**Material provided**
· · ·
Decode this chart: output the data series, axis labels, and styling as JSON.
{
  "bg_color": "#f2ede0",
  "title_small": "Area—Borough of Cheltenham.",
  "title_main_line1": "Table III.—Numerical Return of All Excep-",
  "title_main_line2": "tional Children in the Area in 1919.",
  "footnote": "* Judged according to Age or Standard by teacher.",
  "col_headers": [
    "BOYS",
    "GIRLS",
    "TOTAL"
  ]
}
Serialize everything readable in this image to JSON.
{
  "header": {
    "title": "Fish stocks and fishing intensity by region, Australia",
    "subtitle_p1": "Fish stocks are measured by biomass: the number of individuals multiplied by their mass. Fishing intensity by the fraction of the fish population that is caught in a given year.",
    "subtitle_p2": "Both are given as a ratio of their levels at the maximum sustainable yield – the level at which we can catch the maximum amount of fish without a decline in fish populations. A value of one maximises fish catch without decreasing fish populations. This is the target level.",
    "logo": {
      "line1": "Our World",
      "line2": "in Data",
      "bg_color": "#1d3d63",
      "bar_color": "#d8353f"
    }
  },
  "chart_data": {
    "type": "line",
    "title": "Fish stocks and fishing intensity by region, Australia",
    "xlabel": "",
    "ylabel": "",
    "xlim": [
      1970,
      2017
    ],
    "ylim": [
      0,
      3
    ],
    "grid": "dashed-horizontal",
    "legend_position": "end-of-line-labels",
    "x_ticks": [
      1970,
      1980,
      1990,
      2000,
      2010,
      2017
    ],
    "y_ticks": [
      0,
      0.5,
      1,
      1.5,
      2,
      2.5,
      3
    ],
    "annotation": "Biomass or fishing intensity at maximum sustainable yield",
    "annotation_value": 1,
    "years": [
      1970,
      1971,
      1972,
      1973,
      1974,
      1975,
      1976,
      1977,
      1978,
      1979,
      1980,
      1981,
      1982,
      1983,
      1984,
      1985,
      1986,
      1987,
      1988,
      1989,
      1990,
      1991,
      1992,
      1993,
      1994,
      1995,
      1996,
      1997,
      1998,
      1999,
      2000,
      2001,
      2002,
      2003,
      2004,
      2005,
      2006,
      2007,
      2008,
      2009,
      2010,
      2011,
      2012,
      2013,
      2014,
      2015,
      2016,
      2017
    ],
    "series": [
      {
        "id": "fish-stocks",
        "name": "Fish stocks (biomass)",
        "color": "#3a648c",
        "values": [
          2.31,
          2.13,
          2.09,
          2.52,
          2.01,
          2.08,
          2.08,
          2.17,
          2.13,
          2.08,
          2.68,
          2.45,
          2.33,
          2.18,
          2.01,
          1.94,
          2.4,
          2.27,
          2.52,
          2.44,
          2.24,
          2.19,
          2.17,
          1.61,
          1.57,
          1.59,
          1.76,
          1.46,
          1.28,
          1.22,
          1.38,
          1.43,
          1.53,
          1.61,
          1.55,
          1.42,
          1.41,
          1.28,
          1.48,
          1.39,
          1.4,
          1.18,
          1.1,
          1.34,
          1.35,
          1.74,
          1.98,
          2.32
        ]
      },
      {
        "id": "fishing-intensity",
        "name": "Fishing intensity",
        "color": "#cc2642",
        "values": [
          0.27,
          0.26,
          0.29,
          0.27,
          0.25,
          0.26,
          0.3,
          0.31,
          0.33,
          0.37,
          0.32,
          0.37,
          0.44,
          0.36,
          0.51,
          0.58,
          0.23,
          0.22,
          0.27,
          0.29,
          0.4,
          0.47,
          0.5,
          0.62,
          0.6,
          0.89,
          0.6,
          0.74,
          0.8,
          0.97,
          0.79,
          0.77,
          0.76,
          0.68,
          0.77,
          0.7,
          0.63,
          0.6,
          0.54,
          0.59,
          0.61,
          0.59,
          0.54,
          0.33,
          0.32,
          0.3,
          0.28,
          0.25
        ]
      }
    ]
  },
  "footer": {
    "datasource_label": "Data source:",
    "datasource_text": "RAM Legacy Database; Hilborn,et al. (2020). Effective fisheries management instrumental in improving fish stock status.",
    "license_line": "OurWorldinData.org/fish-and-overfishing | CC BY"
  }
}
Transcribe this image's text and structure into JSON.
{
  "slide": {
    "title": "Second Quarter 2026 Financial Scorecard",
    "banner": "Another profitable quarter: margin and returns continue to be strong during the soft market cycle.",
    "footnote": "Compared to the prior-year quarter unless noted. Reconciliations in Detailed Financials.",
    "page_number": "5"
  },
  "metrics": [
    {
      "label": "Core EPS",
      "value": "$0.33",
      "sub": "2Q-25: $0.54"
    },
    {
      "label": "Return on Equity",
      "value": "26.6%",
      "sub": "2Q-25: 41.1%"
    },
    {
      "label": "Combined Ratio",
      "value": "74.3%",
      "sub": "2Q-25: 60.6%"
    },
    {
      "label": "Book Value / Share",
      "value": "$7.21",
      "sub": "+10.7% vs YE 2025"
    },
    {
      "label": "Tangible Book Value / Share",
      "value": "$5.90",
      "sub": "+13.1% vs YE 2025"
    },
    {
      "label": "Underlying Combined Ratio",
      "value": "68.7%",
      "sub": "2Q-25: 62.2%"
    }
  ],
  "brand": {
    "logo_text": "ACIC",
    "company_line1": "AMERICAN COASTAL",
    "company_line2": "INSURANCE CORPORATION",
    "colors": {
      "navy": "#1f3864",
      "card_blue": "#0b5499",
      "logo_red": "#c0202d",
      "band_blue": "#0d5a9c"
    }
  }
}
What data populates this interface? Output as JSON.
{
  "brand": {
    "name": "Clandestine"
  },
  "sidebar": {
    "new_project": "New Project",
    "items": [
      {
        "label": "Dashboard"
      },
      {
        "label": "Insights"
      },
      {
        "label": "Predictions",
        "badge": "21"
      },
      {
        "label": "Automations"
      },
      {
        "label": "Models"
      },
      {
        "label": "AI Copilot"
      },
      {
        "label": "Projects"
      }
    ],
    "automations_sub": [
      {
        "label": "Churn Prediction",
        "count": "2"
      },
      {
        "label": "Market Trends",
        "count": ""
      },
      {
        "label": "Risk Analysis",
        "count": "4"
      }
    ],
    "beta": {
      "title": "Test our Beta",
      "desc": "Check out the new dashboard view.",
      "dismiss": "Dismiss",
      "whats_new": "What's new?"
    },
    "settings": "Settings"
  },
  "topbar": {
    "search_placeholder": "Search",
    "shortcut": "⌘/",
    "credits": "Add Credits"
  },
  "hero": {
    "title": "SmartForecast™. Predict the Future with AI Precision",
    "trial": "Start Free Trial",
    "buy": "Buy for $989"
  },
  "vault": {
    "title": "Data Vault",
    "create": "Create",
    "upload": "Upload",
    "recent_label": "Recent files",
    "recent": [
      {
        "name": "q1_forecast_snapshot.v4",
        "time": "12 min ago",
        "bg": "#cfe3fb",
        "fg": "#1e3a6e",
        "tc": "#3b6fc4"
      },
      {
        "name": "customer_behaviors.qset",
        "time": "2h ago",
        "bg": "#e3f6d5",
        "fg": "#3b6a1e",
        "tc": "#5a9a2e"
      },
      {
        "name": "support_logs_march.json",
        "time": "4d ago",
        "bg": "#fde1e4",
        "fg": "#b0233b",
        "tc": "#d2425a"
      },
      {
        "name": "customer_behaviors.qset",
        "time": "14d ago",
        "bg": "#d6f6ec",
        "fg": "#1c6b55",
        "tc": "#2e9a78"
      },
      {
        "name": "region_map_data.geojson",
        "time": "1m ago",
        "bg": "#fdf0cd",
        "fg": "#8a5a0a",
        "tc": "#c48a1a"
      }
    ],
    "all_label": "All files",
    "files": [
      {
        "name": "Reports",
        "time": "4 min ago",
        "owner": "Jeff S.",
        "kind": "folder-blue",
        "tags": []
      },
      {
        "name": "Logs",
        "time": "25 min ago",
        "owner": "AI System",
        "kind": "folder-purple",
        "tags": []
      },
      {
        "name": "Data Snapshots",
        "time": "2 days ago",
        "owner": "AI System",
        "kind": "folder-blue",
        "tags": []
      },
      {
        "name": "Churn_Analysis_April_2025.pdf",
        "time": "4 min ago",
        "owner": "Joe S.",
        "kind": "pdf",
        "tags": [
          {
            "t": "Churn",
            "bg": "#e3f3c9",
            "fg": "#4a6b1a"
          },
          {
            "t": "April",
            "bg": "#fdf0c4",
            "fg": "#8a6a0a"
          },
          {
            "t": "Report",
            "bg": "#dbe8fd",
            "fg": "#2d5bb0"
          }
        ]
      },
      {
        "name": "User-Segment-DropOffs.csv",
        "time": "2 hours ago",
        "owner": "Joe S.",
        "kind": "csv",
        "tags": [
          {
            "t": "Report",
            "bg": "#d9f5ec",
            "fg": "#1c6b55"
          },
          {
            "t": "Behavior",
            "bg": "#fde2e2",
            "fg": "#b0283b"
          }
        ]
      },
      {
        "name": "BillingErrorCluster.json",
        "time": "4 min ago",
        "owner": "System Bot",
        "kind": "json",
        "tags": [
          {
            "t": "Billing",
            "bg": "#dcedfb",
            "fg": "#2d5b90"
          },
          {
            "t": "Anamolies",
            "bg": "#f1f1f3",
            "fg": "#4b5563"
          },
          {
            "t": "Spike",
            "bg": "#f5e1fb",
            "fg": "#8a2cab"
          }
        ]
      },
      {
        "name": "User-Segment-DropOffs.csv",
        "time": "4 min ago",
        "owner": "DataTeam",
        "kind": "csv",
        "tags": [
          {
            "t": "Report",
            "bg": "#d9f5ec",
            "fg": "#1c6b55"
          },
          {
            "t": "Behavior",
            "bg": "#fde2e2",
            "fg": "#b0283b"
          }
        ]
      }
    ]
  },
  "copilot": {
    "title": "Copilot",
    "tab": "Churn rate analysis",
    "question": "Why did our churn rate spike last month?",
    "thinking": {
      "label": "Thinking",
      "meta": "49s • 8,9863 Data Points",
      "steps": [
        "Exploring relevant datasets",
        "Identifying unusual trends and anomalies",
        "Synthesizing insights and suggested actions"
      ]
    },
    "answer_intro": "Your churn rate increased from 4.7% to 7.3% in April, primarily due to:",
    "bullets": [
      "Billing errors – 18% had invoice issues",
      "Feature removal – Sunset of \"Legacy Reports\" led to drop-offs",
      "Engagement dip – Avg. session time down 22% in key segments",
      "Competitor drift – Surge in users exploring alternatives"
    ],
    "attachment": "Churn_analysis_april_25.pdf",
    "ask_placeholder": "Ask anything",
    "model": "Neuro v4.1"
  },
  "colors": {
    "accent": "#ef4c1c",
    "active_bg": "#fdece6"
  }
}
· · ·
**Given exercise**
Looking at the entries above, how many lines contain the word "What"? Answer with the number alone.

**Solution for this problem**
2